From the records below, give the number of lines that contain the string "Fewer", without any other text.

** start **

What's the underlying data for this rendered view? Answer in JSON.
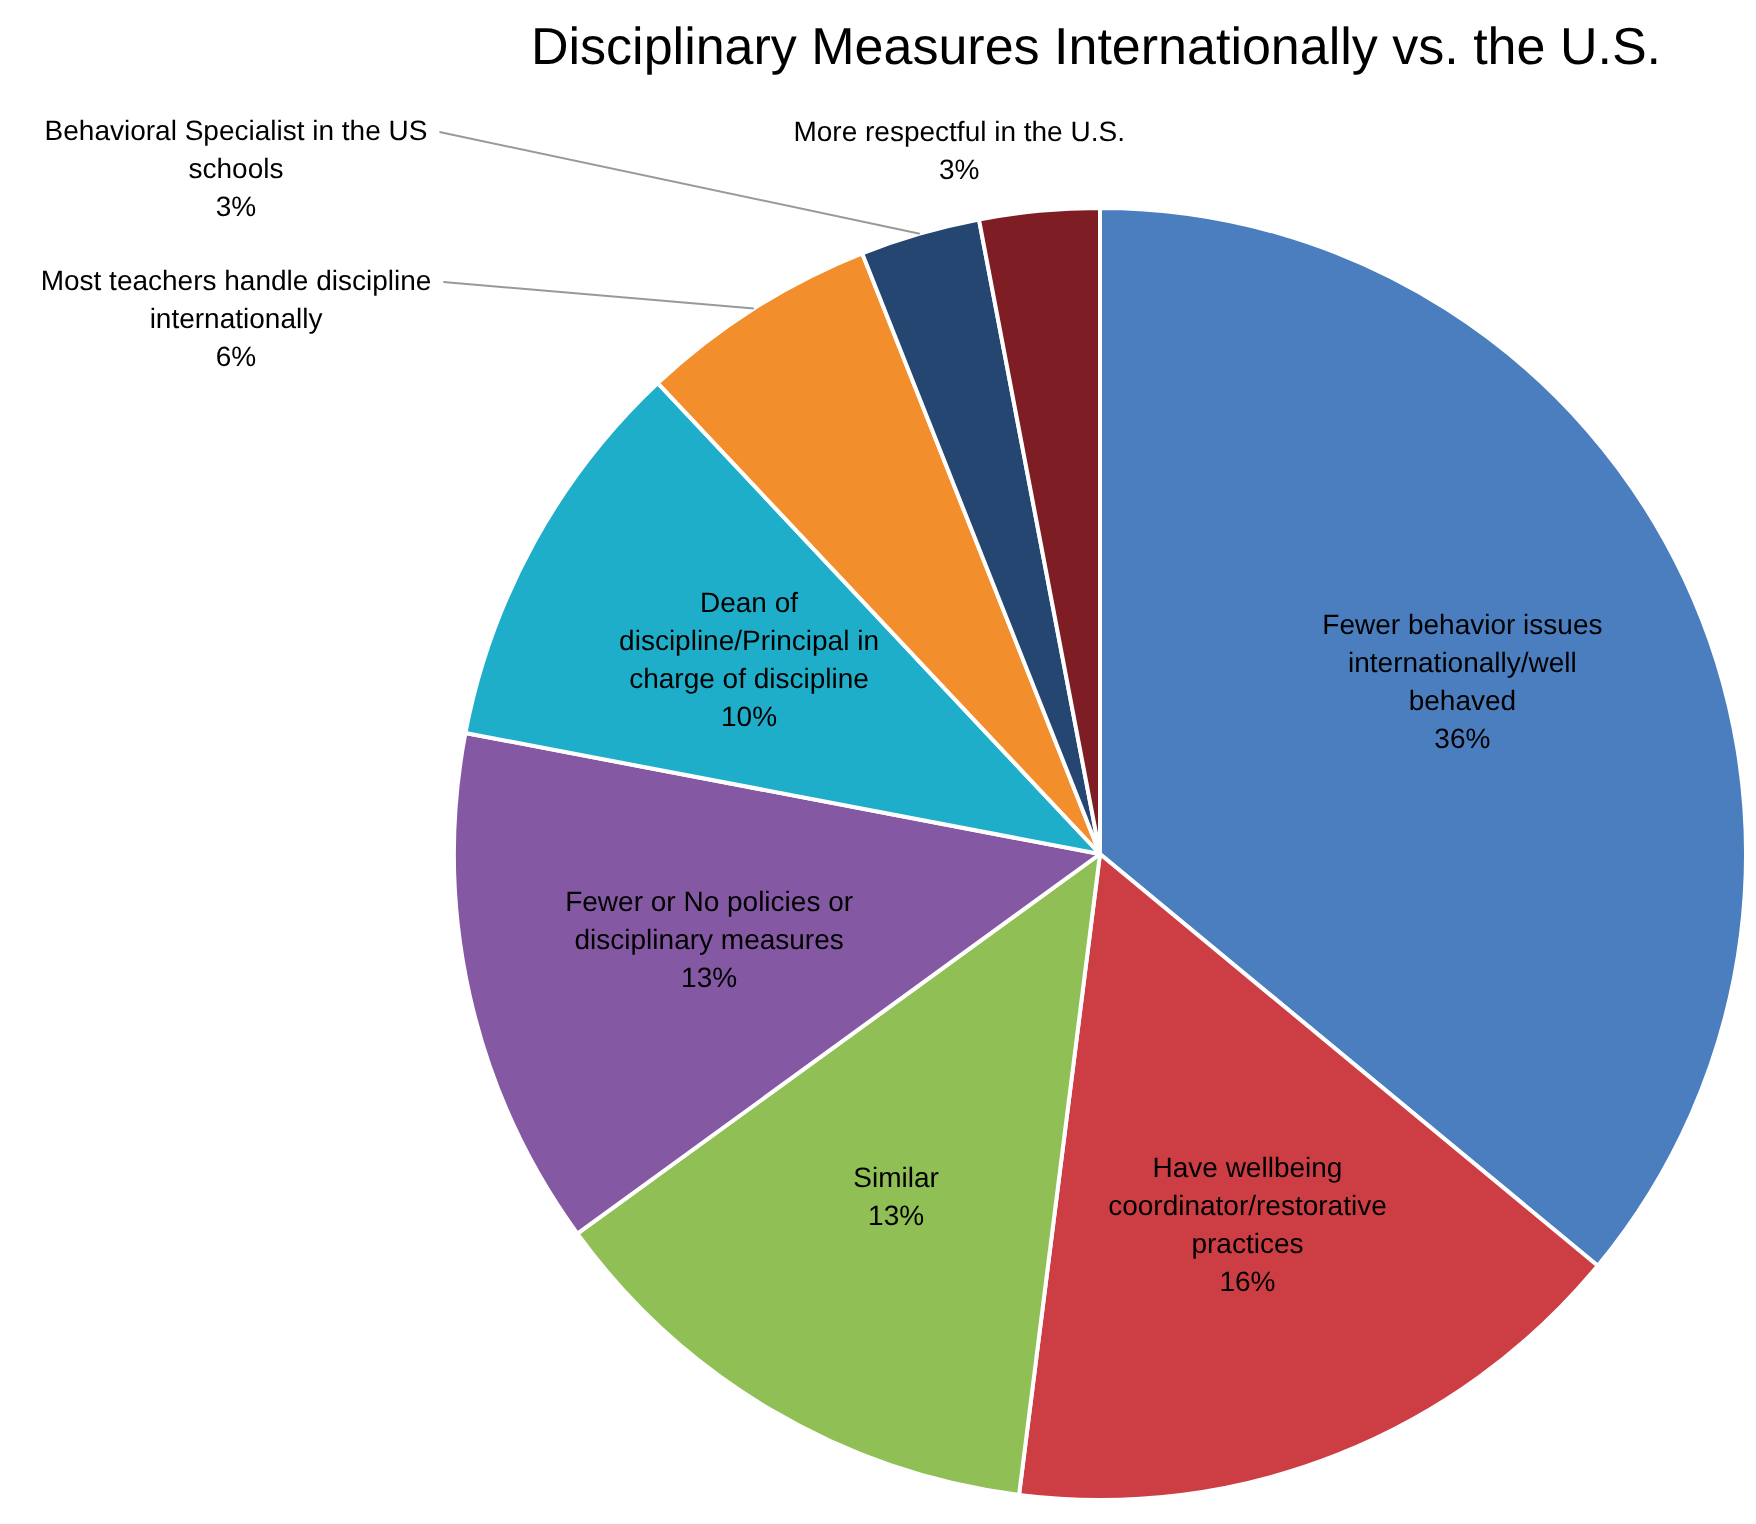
{
  "chart_data": {
    "type": "pie",
    "title": "Disciplinary Measures Internationally vs. the U.S.",
    "categories": [
      "Fewer behavior issues internationally/well behaved",
      "Have wellbeing coordinator/restorative practices",
      "Similar",
      "Fewer or No policies or disciplinary measures",
      "Dean of discipline/Principal in charge of discipline",
      "Most teachers handle discipline internationally",
      "Behavioral Specialist in the US schools",
      "More respectful in the U.S."
    ],
    "values": [
      36,
      16,
      13,
      13,
      10,
      6,
      3,
      3
    ],
    "value_labels": [
      "36%",
      "16%",
      "13%",
      "13%",
      "10%",
      "6%",
      "3%",
      "3%"
    ],
    "colors": [
      "#4a7ebf",
      "#cc3e44",
      "#8fbf55",
      "#8458a3",
      "#1eaec9",
      "#f28e2b",
      "#264672",
      "#7f1d24"
    ],
    "legend": false
  }
}
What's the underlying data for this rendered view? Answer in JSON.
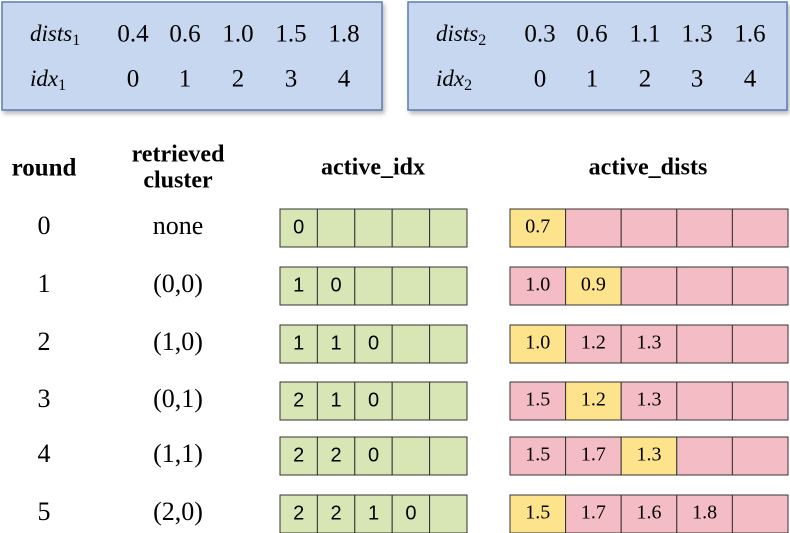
{
  "top_boxes": [
    {
      "dists_label": "dists",
      "dists_sub": "1",
      "dists": [
        "0.4",
        "0.6",
        "1.0",
        "1.5",
        "1.8"
      ],
      "idx_label": "idx",
      "idx_sub": "1",
      "idx": [
        "0",
        "1",
        "2",
        "3",
        "4"
      ]
    },
    {
      "dists_label": "dists",
      "dists_sub": "2",
      "dists": [
        "0.3",
        "0.6",
        "1.1",
        "1.3",
        "1.6"
      ],
      "idx_label": "idx",
      "idx_sub": "2",
      "idx": [
        "0",
        "1",
        "2",
        "3",
        "4"
      ]
    }
  ],
  "table": {
    "headers": {
      "round": "round",
      "cluster_line1": "retrieved",
      "cluster_line2": "cluster",
      "active_idx": "active_idx",
      "active_dists": "active_dists"
    },
    "rows": [
      {
        "round": "0",
        "cluster": "none",
        "active_idx": [
          "0"
        ],
        "active_dists": [
          "0.7"
        ],
        "highlight": 0
      },
      {
        "round": "1",
        "cluster": "(0,0)",
        "active_idx": [
          "1",
          "0"
        ],
        "active_dists": [
          "1.0",
          "0.9"
        ],
        "highlight": 1
      },
      {
        "round": "2",
        "cluster": "(1,0)",
        "active_idx": [
          "1",
          "1",
          "0"
        ],
        "active_dists": [
          "1.0",
          "1.2",
          "1.3"
        ],
        "highlight": 0
      },
      {
        "round": "3",
        "cluster": "(0,1)",
        "active_idx": [
          "2",
          "1",
          "0"
        ],
        "active_dists": [
          "1.5",
          "1.2",
          "1.3"
        ],
        "highlight": 1
      },
      {
        "round": "4",
        "cluster": "(1,1)",
        "active_idx": [
          "2",
          "2",
          "0"
        ],
        "active_dists": [
          "1.5",
          "1.7",
          "1.3"
        ],
        "highlight": 2
      },
      {
        "round": "5",
        "cluster": "(2,0)",
        "active_idx": [
          "2",
          "2",
          "1",
          "0"
        ],
        "active_dists": [
          "1.5",
          "1.7",
          "1.6",
          "1.8"
        ],
        "highlight": 0
      }
    ]
  }
}
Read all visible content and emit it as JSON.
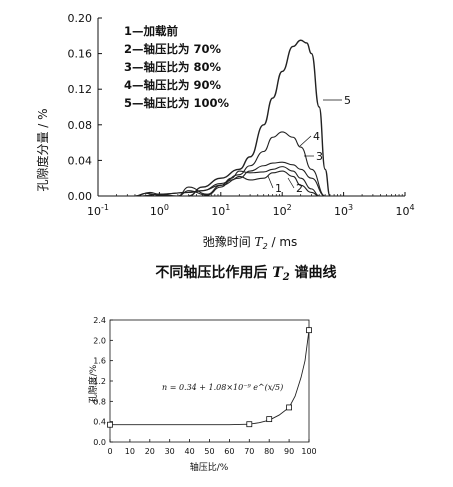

** end **

- **Complete response**
2